Written task -> Scan the records for the word "name". Copy each line that includes it.

Input material ->
--- Start ---
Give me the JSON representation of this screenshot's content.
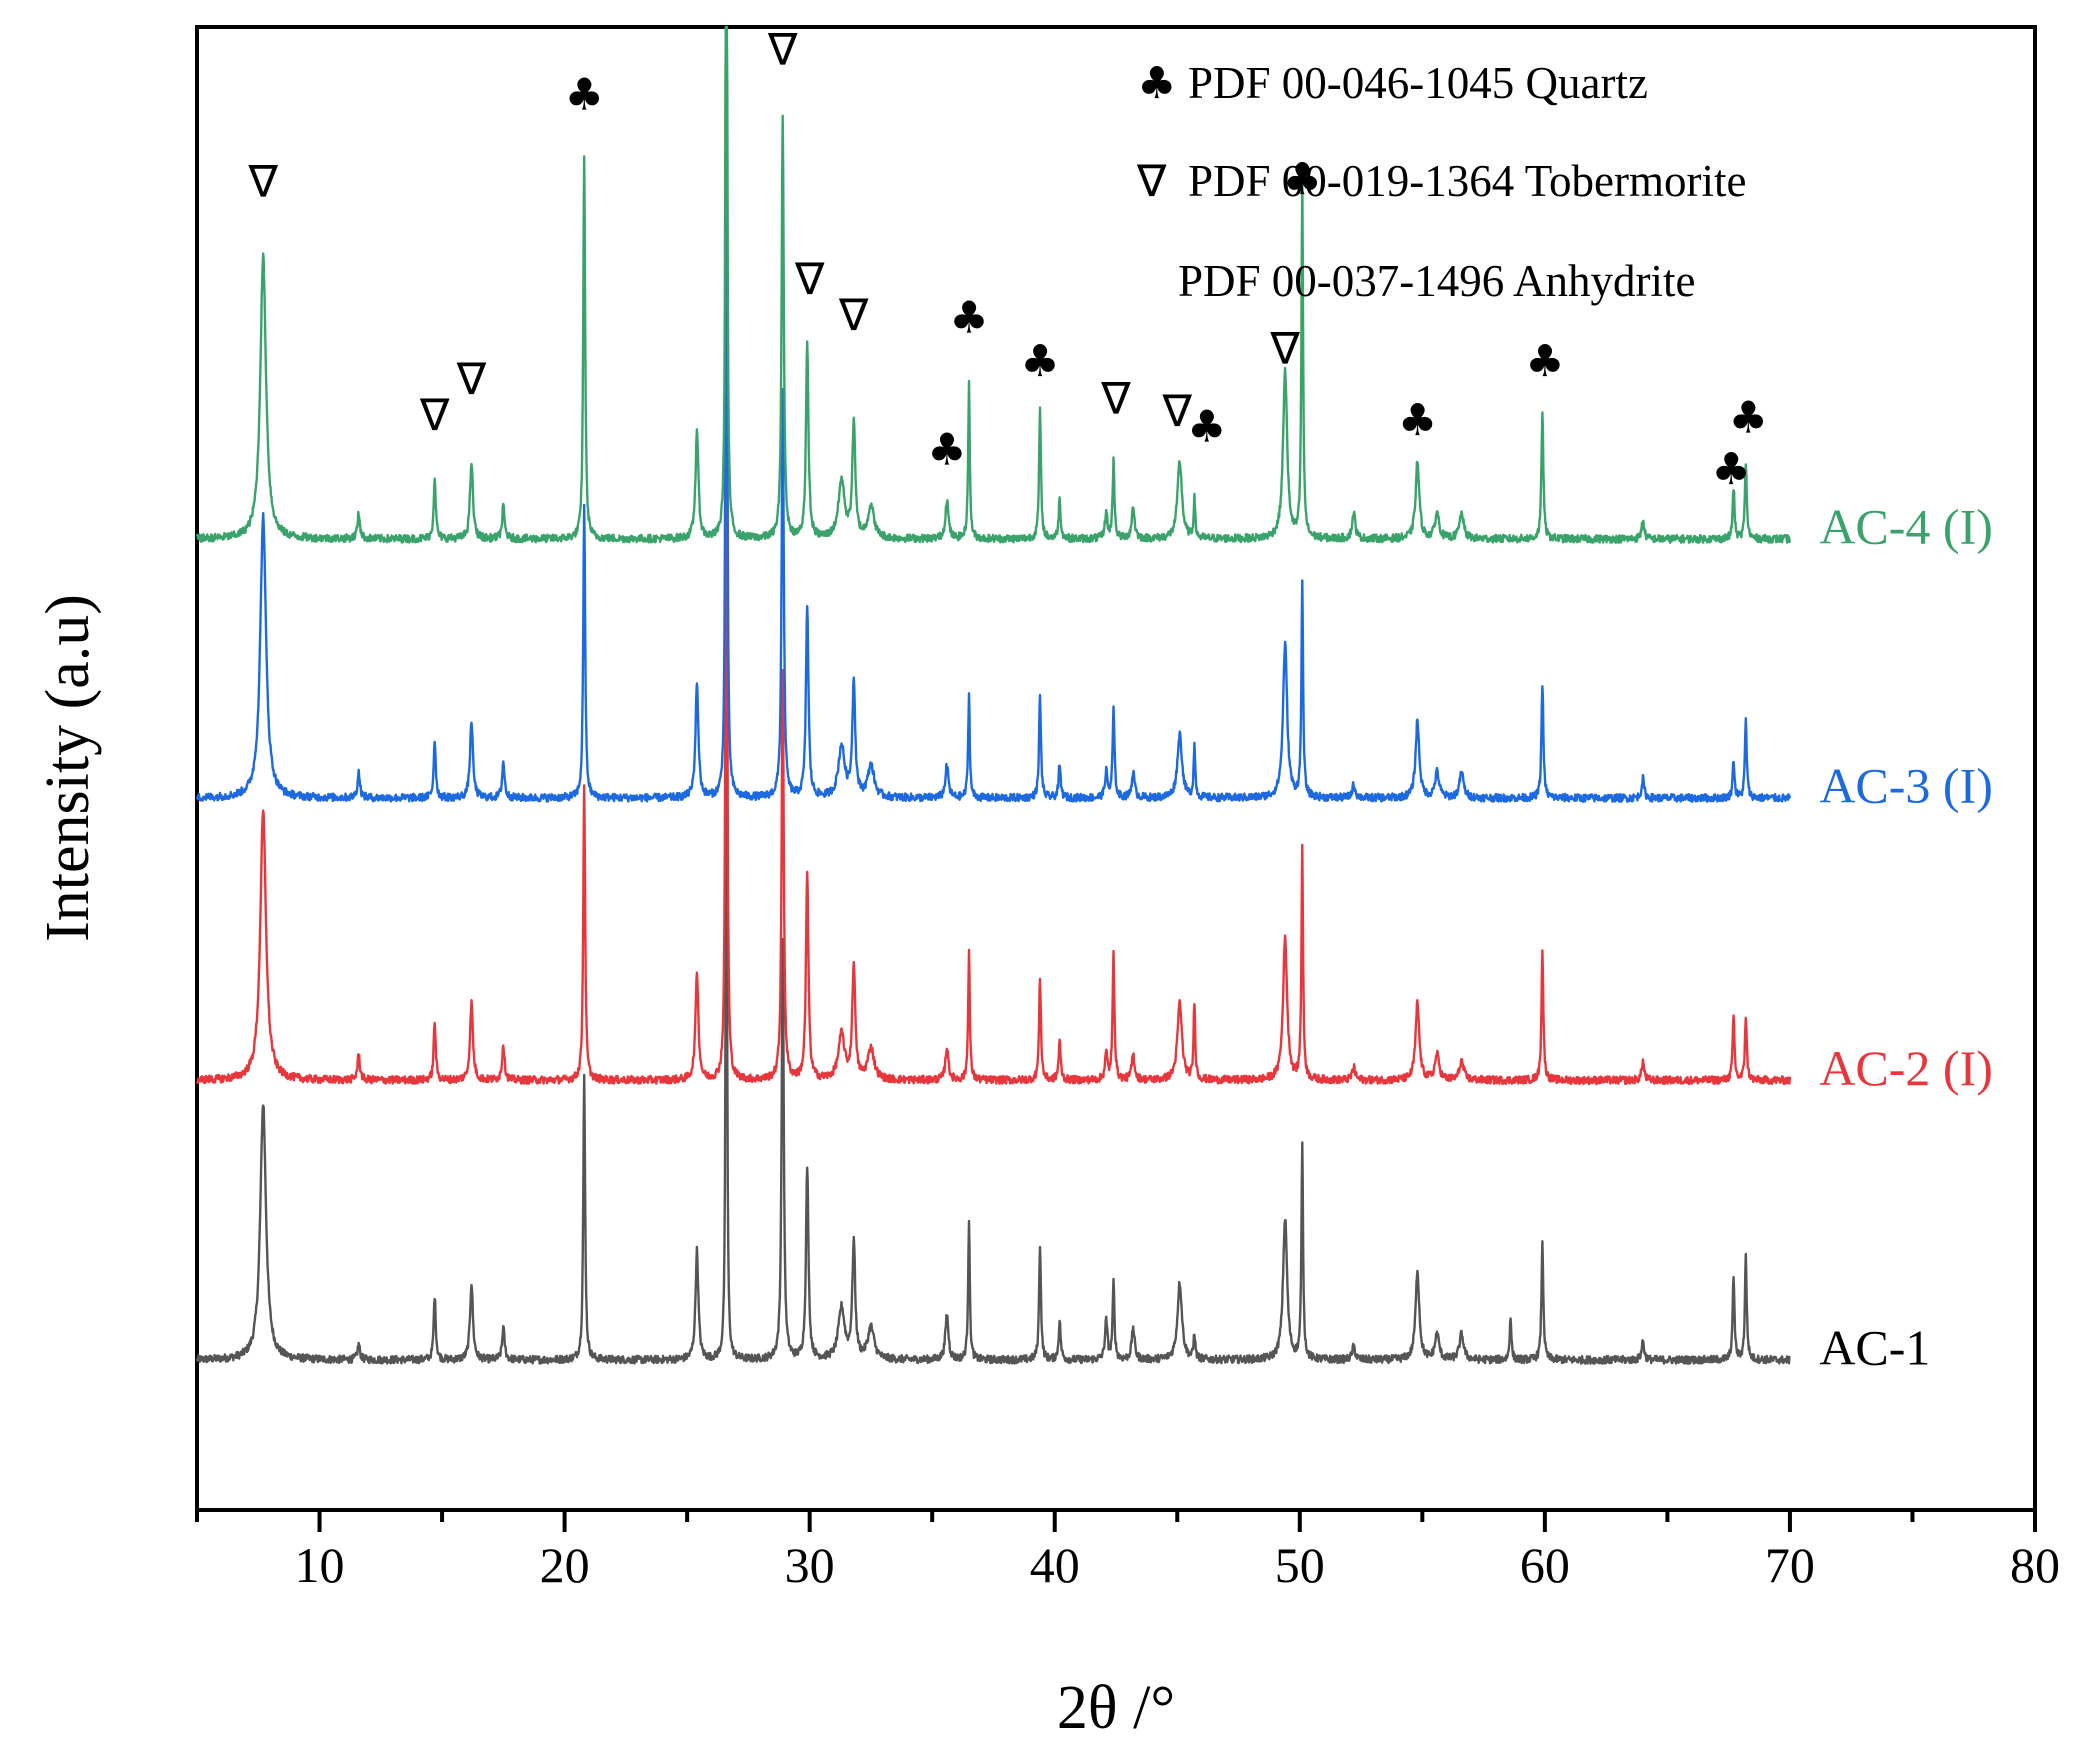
{
  "chart_data": {
    "type": "line",
    "xlabel": "2θ /°",
    "ylabel": "Intensity (a.u)",
    "xlim": [
      5,
      80
    ],
    "x_ticks": [
      10,
      20,
      30,
      40,
      50,
      60,
      70,
      80
    ],
    "x_data_range": [
      5,
      70
    ],
    "grid": false,
    "legend": {
      "placement": "top-right",
      "entries": [
        {
          "symbol": "♣",
          "label": "PDF 00-046-1045 Quartz"
        },
        {
          "symbol": "∇",
          "label": "PDF 00-019-1364 Tobermorite"
        },
        {
          "symbol": "",
          "label": "PDF 00-037-1496 Anhydrite"
        }
      ]
    },
    "peaks": [
      {
        "x": 7.7,
        "width": 0.28,
        "h": [
          0.2,
          0.21,
          0.22,
          0.22
        ]
      },
      {
        "x": 11.6,
        "width": 0.12,
        "h": [
          0.012,
          0.02,
          0.02,
          0.02
        ]
      },
      {
        "x": 14.7,
        "width": 0.1,
        "h": [
          0.05,
          0.045,
          0.045,
          0.048
        ]
      },
      {
        "x": 16.2,
        "width": 0.14,
        "h": [
          0.06,
          0.06,
          0.06,
          0.06
        ]
      },
      {
        "x": 17.5,
        "width": 0.12,
        "h": [
          0.025,
          0.028,
          0.028,
          0.025
        ]
      },
      {
        "x": 20.8,
        "width": 0.09,
        "h": [
          0.22,
          0.23,
          0.23,
          0.3
        ]
      },
      {
        "x": 25.4,
        "width": 0.14,
        "h": [
          0.085,
          0.085,
          0.09,
          0.085
        ]
      },
      {
        "x": 26.6,
        "width": 0.06,
        "h": [
          0.67,
          0.98,
          0.98,
          0.98
        ]
      },
      {
        "x": 28.9,
        "width": 0.1,
        "h": [
          0.33,
          0.32,
          0.32,
          0.33
        ]
      },
      {
        "x": 29.9,
        "width": 0.12,
        "h": [
          0.15,
          0.16,
          0.15,
          0.15
        ]
      },
      {
        "x": 31.3,
        "width": 0.3,
        "h": [
          0.04,
          0.035,
          0.04,
          0.045
        ]
      },
      {
        "x": 31.8,
        "width": 0.14,
        "h": [
          0.09,
          0.09,
          0.09,
          0.09
        ]
      },
      {
        "x": 32.5,
        "width": 0.3,
        "h": [
          0.025,
          0.025,
          0.025,
          0.025
        ]
      },
      {
        "x": 35.6,
        "width": 0.15,
        "h": [
          0.035,
          0.025,
          0.025,
          0.03
        ]
      },
      {
        "x": 36.5,
        "width": 0.08,
        "h": [
          0.11,
          0.1,
          0.08,
          0.12
        ]
      },
      {
        "x": 39.4,
        "width": 0.09,
        "h": [
          0.09,
          0.08,
          0.08,
          0.1
        ]
      },
      {
        "x": 40.2,
        "width": 0.1,
        "h": [
          0.03,
          0.03,
          0.025,
          0.03
        ]
      },
      {
        "x": 42.1,
        "width": 0.12,
        "h": [
          0.03,
          0.02,
          0.02,
          0.02
        ]
      },
      {
        "x": 42.4,
        "width": 0.09,
        "h": [
          0.06,
          0.1,
          0.07,
          0.06
        ]
      },
      {
        "x": 43.2,
        "width": 0.14,
        "h": [
          0.025,
          0.02,
          0.02,
          0.025
        ]
      },
      {
        "x": 45.1,
        "width": 0.22,
        "h": [
          0.06,
          0.06,
          0.05,
          0.06
        ]
      },
      {
        "x": 45.7,
        "width": 0.08,
        "h": [
          0.02,
          0.06,
          0.04,
          0.03
        ]
      },
      {
        "x": 49.4,
        "width": 0.2,
        "h": [
          0.11,
          0.11,
          0.12,
          0.13
        ]
      },
      {
        "x": 50.1,
        "width": 0.08,
        "h": [
          0.17,
          0.18,
          0.17,
          0.28
        ]
      },
      {
        "x": 52.2,
        "width": 0.15,
        "h": [
          0.01,
          0.01,
          0.01,
          0.02
        ]
      },
      {
        "x": 54.8,
        "width": 0.18,
        "h": [
          0.07,
          0.06,
          0.06,
          0.06
        ]
      },
      {
        "x": 55.6,
        "width": 0.2,
        "h": [
          0.02,
          0.02,
          0.02,
          0.02
        ]
      },
      {
        "x": 56.6,
        "width": 0.2,
        "h": [
          0.02,
          0.015,
          0.02,
          0.02
        ]
      },
      {
        "x": 58.6,
        "width": 0.08,
        "h": [
          0.035,
          0.0,
          0.0,
          0.0
        ]
      },
      {
        "x": 59.9,
        "width": 0.09,
        "h": [
          0.09,
          0.1,
          0.09,
          0.1
        ]
      },
      {
        "x": 64.0,
        "width": 0.12,
        "h": [
          0.015,
          0.015,
          0.015,
          0.015
        ]
      },
      {
        "x": 67.7,
        "width": 0.09,
        "h": [
          0.065,
          0.05,
          0.03,
          0.04
        ]
      },
      {
        "x": 68.2,
        "width": 0.09,
        "h": [
          0.08,
          0.05,
          0.06,
          0.06
        ]
      }
    ],
    "series": [
      {
        "name": "AC-1",
        "color": "#555555",
        "baseline": 0.255,
        "label_y": 0.264
      },
      {
        "name": "AC-2 (I)",
        "color": "#e8373c",
        "baseline": 0.473,
        "label_y": 0.482
      },
      {
        "name": "AC-3 (I)",
        "color": "#1d6ae0",
        "baseline": 0.693,
        "label_y": 0.702
      },
      {
        "name": "AC-4 (I)",
        "color": "#3aa36b",
        "baseline": 0.895,
        "label_y": 0.904
      }
    ],
    "series_label_x": 71.2,
    "annotations": [
      {
        "symbol": "∇",
        "x": 7.7,
        "y": 1.162
      },
      {
        "symbol": "∇",
        "x": 14.7,
        "y": 0.98
      },
      {
        "symbol": "∇",
        "x": 16.2,
        "y": 1.008
      },
      {
        "symbol": "♣",
        "x": 20.8,
        "y": 1.23
      },
      {
        "symbol": "♣",
        "x": 26.6,
        "y": 1.415
      },
      {
        "symbol": "∇",
        "x": 28.9,
        "y": 1.265
      },
      {
        "symbol": "∇",
        "x": 30.0,
        "y": 1.086
      },
      {
        "symbol": "∇",
        "x": 31.8,
        "y": 1.058
      },
      {
        "symbol": "♣",
        "x": 35.6,
        "y": 0.953
      },
      {
        "symbol": "♣",
        "x": 36.5,
        "y": 1.056
      },
      {
        "symbol": "♣",
        "x": 39.4,
        "y": 1.022
      },
      {
        "symbol": "∇",
        "x": 42.5,
        "y": 0.993
      },
      {
        "symbol": "∇",
        "x": 45.0,
        "y": 0.983
      },
      {
        "symbol": "♣",
        "x": 46.2,
        "y": 0.971
      },
      {
        "symbol": "∇",
        "x": 49.4,
        "y": 1.032
      },
      {
        "symbol": "♣",
        "x": 50.1,
        "y": 1.164
      },
      {
        "symbol": "♣",
        "x": 54.8,
        "y": 0.976
      },
      {
        "symbol": "♣",
        "x": 60.0,
        "y": 1.022
      },
      {
        "symbol": "♣",
        "x": 67.6,
        "y": 0.938
      },
      {
        "symbol": "♣",
        "x": 68.3,
        "y": 0.978
      }
    ]
  }
}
--- End ---
Solution for this problem ->
        "name": "AC-1",
        "name": "AC-2 (I)",
        "name": "AC-3 (I)",
        "name": "AC-4 (I)",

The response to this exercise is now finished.